Problem details ▸ Can you copy out every line of the entries below, unchanged and character for character?

Records ▸
┄┄┄┄┄┄┄┄┄┄
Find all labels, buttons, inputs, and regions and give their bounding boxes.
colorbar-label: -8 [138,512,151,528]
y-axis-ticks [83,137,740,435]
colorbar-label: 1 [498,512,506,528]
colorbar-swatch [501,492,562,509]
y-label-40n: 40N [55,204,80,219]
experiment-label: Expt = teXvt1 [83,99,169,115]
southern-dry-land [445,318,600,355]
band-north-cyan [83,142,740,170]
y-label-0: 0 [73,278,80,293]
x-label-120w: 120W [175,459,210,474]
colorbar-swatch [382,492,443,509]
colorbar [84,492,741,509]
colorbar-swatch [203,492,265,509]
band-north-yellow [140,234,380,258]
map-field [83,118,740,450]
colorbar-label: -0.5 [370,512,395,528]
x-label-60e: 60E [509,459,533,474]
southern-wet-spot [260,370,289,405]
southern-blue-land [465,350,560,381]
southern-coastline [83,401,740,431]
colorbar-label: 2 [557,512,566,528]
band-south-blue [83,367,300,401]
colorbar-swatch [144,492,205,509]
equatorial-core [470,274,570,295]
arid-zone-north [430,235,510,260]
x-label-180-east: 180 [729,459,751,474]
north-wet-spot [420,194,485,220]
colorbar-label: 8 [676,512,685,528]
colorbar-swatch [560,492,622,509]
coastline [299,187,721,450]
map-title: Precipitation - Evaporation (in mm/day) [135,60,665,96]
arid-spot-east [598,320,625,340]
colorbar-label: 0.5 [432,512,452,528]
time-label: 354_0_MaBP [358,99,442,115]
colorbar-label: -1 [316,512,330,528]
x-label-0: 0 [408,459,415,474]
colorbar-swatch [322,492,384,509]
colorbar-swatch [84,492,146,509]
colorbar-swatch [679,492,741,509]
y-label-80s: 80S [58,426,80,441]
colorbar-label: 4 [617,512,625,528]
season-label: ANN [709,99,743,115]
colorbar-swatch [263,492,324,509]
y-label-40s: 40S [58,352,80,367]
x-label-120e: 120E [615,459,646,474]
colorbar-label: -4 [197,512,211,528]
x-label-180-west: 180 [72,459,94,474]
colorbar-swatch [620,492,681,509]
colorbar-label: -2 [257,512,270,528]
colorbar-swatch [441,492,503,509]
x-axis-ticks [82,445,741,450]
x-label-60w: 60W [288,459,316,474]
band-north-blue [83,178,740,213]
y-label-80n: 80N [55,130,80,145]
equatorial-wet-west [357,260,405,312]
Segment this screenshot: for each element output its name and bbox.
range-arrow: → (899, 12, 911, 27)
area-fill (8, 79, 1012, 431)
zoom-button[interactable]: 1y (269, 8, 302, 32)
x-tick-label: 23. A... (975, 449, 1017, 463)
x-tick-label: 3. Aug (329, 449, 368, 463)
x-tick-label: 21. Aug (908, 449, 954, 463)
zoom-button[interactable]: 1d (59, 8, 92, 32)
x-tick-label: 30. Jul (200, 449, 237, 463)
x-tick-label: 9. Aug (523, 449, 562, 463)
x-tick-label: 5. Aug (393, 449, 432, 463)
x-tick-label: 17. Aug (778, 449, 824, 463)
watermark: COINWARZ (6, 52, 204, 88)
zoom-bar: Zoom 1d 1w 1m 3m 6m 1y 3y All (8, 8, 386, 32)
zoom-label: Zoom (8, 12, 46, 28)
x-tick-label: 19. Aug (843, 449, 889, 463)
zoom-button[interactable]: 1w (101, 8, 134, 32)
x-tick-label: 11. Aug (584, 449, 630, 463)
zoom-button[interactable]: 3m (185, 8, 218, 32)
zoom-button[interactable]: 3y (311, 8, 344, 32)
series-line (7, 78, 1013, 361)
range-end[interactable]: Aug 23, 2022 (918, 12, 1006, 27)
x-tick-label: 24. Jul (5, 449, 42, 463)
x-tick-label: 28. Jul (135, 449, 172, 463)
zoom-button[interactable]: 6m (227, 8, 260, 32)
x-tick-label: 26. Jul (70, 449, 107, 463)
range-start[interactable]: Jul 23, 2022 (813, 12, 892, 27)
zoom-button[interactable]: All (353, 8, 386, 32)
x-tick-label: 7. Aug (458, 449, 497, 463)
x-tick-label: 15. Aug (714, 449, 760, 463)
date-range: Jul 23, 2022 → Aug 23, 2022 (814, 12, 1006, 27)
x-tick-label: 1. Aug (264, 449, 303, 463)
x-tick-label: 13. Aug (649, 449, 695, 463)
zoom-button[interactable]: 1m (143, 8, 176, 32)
┄┄┄┄┄┄┄┄┄┄
Finished exercise ▸
Find all labels, buttons, inputs, and regions and give their bounding boxes.
colorbar-label: -8 [138,512,151,528]
y-axis-ticks [83,137,740,435]
colorbar-label: 1 [498,512,506,528]
colorbar-swatch [501,492,562,509]
y-label-40n: 40N [55,204,80,219]
experiment-label: Expt = teXvt1 [83,99,169,115]
southern-dry-land [445,318,600,355]
band-north-cyan [83,142,740,170]
y-label-0: 0 [73,278,80,293]
x-label-120w: 120W [175,459,210,474]
colorbar-swatch [382,492,443,509]
colorbar [84,492,741,509]
colorbar-swatch [203,492,265,509]
band-north-yellow [140,234,380,258]
map-field [83,118,740,450]
colorbar-label: -0.5 [370,512,395,528]
x-label-60e: 60E [509,459,533,474]
southern-wet-spot [260,370,289,405]
southern-blue-land [465,350,560,381]
southern-coastline [83,401,740,431]
colorbar-label: 2 [557,512,566,528]
band-south-blue [83,367,300,401]
colorbar-swatch [144,492,205,509]
equatorial-core [470,274,570,295]
arid-zone-north [430,235,510,260]
x-label-180-east: 180 [729,459,751,474]
north-wet-spot [420,194,485,220]
colorbar-label: 8 [676,512,685,528]
colorbar-swatch [560,492,622,509]
coastline [299,187,721,450]
map-title: Precipitation - Evaporation (in mm/day) [135,60,665,96]
arid-spot-east [598,320,625,340]
colorbar-label: 0.5 [432,512,452,528]
time-label: 354_0_MaBP [358,99,442,115]
colorbar-label: -1 [316,512,330,528]
x-label-0: 0 [408,459,415,474]
colorbar-swatch [322,492,384,509]
colorbar-swatch [84,492,146,509]
colorbar-swatch [679,492,741,509]
y-label-80s: 80S [58,426,80,441]
colorbar-label: 4 [617,512,625,528]
season-label: ANN [709,99,743,115]
colorbar-swatch [263,492,324,509]
y-label-40s: 40S [58,352,80,367]
x-label-120e: 120E [615,459,646,474]
colorbar-label: -4 [197,512,211,528]
x-label-180-west: 180 [72,459,94,474]
colorbar-swatch [620,492,681,509]
colorbar-label: -2 [257,512,270,528]
colorbar-swatch [441,492,503,509]
x-axis-ticks [82,445,741,450]
x-label-60w: 60W [288,459,316,474]
band-north-blue [83,178,740,213]
y-label-80n: 80N [55,130,80,145]
equatorial-wet-west [357,260,405,312]
Segment this screenshot: for each element output its name and bbox.
range-arrow: → (899, 12, 911, 27)
area-fill (8, 79, 1012, 431)
zoom-button[interactable]: 1y (269, 8, 302, 32)
x-tick-label: 23. A... (975, 449, 1017, 463)
x-tick-label: 3. Aug (329, 449, 368, 463)
x-tick-label: 21. Aug (908, 449, 954, 463)
zoom-button[interactable]: 1d (59, 8, 92, 32)
x-tick-label: 30. Jul (200, 449, 237, 463)
x-tick-label: 9. Aug (523, 449, 562, 463)
x-tick-label: 5. Aug (393, 449, 432, 463)
x-tick-label: 17. Aug (778, 449, 824, 463)
watermark: COINWARZ (6, 52, 204, 88)
zoom-bar: Zoom 1d 1w 1m 3m 6m 1y 3y All (8, 8, 386, 32)
zoom-label: Zoom (8, 12, 46, 28)
x-tick-label: 19. Aug (843, 449, 889, 463)
zoom-button[interactable]: 1w (101, 8, 134, 32)
x-tick-label: 11. Aug (584, 449, 630, 463)
zoom-button[interactable]: 3m (185, 8, 218, 32)
zoom-button[interactable]: 3y (311, 8, 344, 32)
series-line (7, 78, 1013, 361)
range-end[interactable]: Aug 23, 2022 (918, 12, 1006, 27)
x-tick-label: 24. Jul (5, 449, 42, 463)
x-tick-label: 28. Jul (135, 449, 172, 463)
zoom-button[interactable]: 6m (227, 8, 260, 32)
x-tick-label: 26. Jul (70, 449, 107, 463)
range-start[interactable]: Jul 23, 2022 (813, 12, 892, 27)
zoom-button[interactable]: All (353, 8, 386, 32)
x-tick-label: 7. Aug (458, 449, 497, 463)
x-tick-label: 15. Aug (714, 449, 760, 463)
date-range: Jul 23, 2022 → Aug 23, 2022 (814, 12, 1006, 27)
x-tick-label: 1. Aug (264, 449, 303, 463)
x-tick-label: 13. Aug (649, 449, 695, 463)
zoom-button[interactable]: 1m (143, 8, 176, 32)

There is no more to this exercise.